> _SELECTED EXCERPT_:
+---+

The Herschell-Spillman Company office and factory buildings, circa 1905, with a Thomas Flyer touring car made in near by Buffalo, New York parked in  front of the office. 

The Armitage-Herschell Company was a partnership that began in 1872 between James Armitage of North Tonawanda, N.Y. and Allan Herschell, an immigrant from Scotland who was a trained machinist. By the early 1890’s, they were manufacturing steam engines, boilers, electric elevators, dynamos, swings and feed cutters.

Allan Herschell visited New York City about 1880 and while there, saw a new and very popular amusement ride called the carousel consisting of a rotating round platform, with carved wooden horses mounted on it. It was powered by a steam engine connected to a series of gears.

                

Seen above in enlargements are only two of the many factory buildings the firm utilized along with the office building. Note the full-sized carousel horse atop the roof peak in the first and second images.

Upon returning to North Tonawanda, Herschel suggested to his partner Armitage that they could manufacture  one of these devices. The pair decided that, since they were already fabricating steam engines and gearing and had a foundry for metal castings, they would produce a few of these carousels to see if it might be turned into a profitable endeavor. Within two years of building their first example in 1883, their carousels became very popular and led to a 50 percent expansion of the business.

The company continued to produce them until 1899, when it then went into bankruptcy, due primarily to an overexposure in land speculation. James Armitage then went into politics and Allan Herschell took on the Spillman brothers as new partners. They continued to build carousels at the newly formed Herschell-Spillman Company.

               

Early advertisements (L to R, above) showing the castings the Armitage-Herschell Company produced, a steam engine with boiler and acetylene generators used for early gas lighting.

+---+

> _COMPLETE THE FOLLOWING_:
A) In the carousel company history, transcribe the passage from "The company continued" up to and including "formed Herschell-Spillman Company.".
B) For each statement, say whether it agrees with the carousel company history, answering yes or no and quoting the deciding words. (i) Allan Herschell was a trained machinist who came from Scotland. (ii) Armitage and Herschell built their first carousel in 1880. (iii) The company's bankruptcy was caused mainly by overexposure in land speculation.
C) Resume the history of the Armitage-Herschell and Herschell-Spillman carousel makers after its final sentence.
The records have no connection to the carousel company history.

+---+

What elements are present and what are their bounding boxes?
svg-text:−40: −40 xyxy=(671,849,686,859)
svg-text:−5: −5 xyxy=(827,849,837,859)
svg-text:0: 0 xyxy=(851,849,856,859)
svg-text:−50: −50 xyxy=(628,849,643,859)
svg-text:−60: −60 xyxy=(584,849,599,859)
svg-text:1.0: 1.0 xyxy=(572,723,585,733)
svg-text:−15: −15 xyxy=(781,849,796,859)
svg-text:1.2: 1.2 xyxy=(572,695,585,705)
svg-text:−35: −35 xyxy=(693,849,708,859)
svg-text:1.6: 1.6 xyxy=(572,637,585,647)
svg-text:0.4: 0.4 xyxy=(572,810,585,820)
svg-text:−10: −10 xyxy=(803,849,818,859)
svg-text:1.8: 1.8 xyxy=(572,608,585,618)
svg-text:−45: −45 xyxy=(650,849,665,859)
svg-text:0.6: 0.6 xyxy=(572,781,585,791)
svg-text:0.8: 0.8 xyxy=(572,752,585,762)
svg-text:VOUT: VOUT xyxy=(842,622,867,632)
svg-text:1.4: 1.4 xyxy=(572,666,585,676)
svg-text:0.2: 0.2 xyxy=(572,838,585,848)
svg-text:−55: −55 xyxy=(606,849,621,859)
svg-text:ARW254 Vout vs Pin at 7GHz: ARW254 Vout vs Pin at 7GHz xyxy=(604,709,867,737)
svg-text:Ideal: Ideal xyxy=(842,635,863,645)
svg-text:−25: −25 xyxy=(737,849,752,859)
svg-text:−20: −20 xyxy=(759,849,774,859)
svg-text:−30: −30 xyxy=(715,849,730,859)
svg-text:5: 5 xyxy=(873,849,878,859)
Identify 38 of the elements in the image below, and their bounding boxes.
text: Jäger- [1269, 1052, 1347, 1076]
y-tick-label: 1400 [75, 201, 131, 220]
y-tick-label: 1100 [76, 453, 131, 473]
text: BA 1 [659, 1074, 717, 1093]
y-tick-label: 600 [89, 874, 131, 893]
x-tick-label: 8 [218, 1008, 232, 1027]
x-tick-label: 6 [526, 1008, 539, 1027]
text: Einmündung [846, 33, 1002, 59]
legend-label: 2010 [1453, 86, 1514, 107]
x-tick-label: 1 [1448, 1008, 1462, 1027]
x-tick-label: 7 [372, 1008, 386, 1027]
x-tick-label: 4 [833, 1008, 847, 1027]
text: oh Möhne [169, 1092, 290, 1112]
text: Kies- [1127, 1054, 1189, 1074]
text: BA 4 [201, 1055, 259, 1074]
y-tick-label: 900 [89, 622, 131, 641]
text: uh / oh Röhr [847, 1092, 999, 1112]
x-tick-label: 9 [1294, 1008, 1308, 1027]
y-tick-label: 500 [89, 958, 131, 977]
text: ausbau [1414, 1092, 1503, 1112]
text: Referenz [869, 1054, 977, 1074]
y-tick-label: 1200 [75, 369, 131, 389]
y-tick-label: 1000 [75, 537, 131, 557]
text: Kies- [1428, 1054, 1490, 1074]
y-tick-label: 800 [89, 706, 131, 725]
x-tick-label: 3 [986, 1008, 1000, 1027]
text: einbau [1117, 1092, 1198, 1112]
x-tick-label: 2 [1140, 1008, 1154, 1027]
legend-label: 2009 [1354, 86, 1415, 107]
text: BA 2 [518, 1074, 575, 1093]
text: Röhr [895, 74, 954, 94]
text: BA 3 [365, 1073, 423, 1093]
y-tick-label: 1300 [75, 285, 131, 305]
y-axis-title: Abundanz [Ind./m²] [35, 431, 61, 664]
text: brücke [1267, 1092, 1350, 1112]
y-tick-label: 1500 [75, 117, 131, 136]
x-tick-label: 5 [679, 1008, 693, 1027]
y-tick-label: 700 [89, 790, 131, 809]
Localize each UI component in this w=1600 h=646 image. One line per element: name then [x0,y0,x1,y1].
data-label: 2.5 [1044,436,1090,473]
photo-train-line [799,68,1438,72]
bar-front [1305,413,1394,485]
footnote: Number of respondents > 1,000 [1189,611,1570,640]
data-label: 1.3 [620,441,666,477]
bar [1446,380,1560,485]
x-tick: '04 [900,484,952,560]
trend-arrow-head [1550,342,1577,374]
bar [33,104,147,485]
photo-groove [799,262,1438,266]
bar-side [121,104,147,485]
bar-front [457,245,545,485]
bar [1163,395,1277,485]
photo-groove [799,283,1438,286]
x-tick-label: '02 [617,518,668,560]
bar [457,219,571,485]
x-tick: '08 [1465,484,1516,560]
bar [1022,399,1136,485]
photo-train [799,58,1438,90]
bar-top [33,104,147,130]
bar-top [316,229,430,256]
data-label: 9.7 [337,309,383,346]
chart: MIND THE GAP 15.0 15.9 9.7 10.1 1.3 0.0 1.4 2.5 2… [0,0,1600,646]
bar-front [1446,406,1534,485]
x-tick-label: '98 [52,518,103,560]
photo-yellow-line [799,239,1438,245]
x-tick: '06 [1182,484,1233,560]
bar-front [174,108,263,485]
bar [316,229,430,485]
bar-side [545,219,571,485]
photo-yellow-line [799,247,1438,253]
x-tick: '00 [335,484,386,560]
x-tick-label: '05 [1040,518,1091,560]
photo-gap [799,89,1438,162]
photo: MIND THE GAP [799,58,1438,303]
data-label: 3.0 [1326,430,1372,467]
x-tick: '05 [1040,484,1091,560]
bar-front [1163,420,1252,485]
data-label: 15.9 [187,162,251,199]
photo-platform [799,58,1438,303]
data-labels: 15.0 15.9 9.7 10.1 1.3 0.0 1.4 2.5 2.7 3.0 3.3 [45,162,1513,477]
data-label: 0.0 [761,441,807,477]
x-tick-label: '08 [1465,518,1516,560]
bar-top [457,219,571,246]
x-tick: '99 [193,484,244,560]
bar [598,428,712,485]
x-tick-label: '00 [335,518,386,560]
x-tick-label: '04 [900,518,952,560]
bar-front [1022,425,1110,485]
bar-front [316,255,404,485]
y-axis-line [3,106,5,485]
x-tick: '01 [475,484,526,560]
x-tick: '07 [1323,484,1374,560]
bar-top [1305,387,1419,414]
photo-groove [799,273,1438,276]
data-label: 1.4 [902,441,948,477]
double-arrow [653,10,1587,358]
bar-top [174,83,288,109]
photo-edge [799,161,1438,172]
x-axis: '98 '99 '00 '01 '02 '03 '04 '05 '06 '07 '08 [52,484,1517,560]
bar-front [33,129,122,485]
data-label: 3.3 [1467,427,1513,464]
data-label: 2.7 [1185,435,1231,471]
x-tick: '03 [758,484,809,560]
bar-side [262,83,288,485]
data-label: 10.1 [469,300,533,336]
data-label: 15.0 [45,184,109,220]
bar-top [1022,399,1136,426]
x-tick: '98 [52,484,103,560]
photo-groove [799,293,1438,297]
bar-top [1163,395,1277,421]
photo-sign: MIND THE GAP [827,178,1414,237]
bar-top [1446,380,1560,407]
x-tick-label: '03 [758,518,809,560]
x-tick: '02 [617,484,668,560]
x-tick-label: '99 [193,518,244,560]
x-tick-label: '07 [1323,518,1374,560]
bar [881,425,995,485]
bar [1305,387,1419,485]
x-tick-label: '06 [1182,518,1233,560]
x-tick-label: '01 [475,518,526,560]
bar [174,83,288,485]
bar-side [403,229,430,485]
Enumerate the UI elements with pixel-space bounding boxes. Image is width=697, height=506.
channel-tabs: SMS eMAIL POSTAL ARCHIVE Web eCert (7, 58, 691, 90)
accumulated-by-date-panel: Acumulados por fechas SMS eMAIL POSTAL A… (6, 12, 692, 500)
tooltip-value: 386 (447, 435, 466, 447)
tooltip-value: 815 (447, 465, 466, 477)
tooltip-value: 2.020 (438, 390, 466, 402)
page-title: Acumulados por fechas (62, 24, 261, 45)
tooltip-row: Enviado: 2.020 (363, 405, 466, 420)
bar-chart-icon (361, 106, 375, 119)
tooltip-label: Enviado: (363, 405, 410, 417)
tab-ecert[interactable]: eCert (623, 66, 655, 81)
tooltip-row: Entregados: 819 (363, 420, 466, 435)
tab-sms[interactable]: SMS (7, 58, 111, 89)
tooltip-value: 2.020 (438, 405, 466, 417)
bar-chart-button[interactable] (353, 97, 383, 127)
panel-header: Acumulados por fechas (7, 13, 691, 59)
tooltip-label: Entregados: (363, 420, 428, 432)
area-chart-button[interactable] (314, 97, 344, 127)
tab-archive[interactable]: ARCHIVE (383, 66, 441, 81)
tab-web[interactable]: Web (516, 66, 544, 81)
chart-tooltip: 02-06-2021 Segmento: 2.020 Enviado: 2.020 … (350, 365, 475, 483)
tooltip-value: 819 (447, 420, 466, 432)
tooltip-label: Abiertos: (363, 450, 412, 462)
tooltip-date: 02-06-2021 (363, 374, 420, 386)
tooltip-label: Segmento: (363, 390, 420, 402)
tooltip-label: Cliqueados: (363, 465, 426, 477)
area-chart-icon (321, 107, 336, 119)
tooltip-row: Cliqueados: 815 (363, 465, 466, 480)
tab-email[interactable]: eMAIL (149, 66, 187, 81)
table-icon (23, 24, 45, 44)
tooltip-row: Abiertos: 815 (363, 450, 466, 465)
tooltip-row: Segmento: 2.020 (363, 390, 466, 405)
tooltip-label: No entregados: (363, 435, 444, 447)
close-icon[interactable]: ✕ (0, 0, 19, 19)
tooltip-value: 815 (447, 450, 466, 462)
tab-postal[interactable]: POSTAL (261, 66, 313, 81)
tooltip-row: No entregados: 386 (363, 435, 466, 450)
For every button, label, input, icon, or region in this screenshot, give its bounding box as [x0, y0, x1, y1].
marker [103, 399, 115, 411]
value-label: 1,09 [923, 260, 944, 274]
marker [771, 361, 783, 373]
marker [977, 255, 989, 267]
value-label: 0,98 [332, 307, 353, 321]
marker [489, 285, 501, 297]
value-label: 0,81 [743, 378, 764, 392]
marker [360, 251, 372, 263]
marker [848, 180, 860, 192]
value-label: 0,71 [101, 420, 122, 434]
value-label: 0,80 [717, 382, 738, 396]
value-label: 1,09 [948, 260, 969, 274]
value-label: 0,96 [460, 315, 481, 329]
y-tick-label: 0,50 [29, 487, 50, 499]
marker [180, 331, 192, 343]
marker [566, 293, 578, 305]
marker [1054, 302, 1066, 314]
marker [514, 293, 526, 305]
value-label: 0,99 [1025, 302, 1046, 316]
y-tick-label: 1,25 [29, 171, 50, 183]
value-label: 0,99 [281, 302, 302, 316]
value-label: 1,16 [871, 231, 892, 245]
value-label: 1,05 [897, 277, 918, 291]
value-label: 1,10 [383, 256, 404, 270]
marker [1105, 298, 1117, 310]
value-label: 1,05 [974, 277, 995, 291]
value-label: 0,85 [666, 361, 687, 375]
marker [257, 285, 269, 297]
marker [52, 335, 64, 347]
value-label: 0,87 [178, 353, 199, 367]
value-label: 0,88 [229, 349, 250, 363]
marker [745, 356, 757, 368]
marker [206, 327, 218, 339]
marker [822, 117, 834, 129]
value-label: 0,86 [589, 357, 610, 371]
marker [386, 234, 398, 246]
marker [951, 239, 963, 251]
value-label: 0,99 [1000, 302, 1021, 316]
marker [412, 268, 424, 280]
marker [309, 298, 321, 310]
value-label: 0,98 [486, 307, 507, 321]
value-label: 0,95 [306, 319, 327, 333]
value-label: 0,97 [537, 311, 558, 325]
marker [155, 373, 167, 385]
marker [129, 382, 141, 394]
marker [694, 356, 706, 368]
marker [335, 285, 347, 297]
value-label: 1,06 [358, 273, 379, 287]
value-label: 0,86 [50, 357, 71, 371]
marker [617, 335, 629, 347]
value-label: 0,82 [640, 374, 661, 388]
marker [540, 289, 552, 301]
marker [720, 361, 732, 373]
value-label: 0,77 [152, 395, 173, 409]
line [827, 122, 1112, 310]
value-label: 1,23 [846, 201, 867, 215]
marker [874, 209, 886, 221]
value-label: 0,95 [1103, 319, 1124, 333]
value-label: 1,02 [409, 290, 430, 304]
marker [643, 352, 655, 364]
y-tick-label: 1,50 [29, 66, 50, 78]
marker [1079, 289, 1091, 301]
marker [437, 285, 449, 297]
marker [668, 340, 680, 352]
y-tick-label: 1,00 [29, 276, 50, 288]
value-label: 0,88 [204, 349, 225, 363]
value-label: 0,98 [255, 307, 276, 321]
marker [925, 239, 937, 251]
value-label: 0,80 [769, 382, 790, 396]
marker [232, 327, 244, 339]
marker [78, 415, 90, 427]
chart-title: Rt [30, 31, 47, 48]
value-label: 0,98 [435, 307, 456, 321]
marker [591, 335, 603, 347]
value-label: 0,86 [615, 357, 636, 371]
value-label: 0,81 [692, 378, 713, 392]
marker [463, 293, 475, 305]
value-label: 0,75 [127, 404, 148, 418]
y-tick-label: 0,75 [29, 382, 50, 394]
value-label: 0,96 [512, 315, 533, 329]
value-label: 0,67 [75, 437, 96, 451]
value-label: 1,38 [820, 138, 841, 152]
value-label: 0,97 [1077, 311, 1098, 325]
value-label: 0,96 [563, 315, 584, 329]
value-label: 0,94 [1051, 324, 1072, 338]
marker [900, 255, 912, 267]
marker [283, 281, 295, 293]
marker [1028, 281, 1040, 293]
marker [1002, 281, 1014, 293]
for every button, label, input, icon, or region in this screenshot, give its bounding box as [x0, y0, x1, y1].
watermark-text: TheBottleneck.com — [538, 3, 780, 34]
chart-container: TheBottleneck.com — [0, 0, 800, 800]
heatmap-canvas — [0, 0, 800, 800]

+---+

> _EXPECTED ANSWERS_:
A)
The company continued to produce them until 1899, when it then went into bankruptcy, due primarily to an overexposure in land speculation. James Armitage then went into politics and Allan Herschell took on the Spillman brothers as new partners. They continued to build carousels at the newly formed Herschell-Spillman Company.

B)
(i) Yes: "Allan Herschell, an immigrant from Scotland who was a trained machinist"
(ii) No: "Within two years of building their first example in 1883"
(iii) Yes: "due primarily to an overexposure in land speculation"

C)
A portable steam-powered “Riding Gallery” advertisement from the late 1890’s. All photos above courtesy of Dennis Read Jr.

The Herschell-Spillman Company also manufactured Razzle Dazzle Striking Machines and miniature railways for amusement parks. The former item is the now familiar carnival attraction in which a customer tries to ring a gong placed at the top of a tall column by striking a target at the bottom with a large mallet. With the coming of the gasoline engine, they formed a separate division which manufactured automobile engines for makers of assembled cars.

Allan Herschell retired from the Herschell-Spillman Company in 1913, after a long and successful career in the amusement industry. After three years of leisure, he decided to return to the business He purchased a building in North Tonawanda and hired a crew of machinists, painters, electricians and carvers, opening in 1916.

He was then competing with his former partners, the Spillmans, at the Herschell-Spillman Company. Allan Herschell’s re-entry into the amusement ride business spurred the Herschell-Spillman Company to officially change its name to Spillman Engineering. Both companies would continue a fierce rivalry for the following four decades and along the way, upgraded features of the carousel numerous times.

                

L to R (above) : A 1905 advertisement showing a four-cylinder engine, the 1904 Herschell-Spillman 18 horsepower touring, the first of four cars which were built in 1901 and the last a prototype in 1907, and a trade advertisement showing the 45-55 horsepower six-cylinder engine.  

The early engines that are seen above shared features also used on many of the Thomas-Flyer and Pierce-Arrow powerplants of the time. Since all three companies were within a few miles of each other, there must certainly have been some cross-pollinating going on with the comings and goings of engineers and designers between the three companies.

The part of the Herschell-Spillman Company that produced engines would continue to do business after car production ceased in 1907, but it is not clear to us at this point if Herschell or the Spillman family owned the company. In 1919, the name of this division was changed to the Herschell Spillman Motor Company.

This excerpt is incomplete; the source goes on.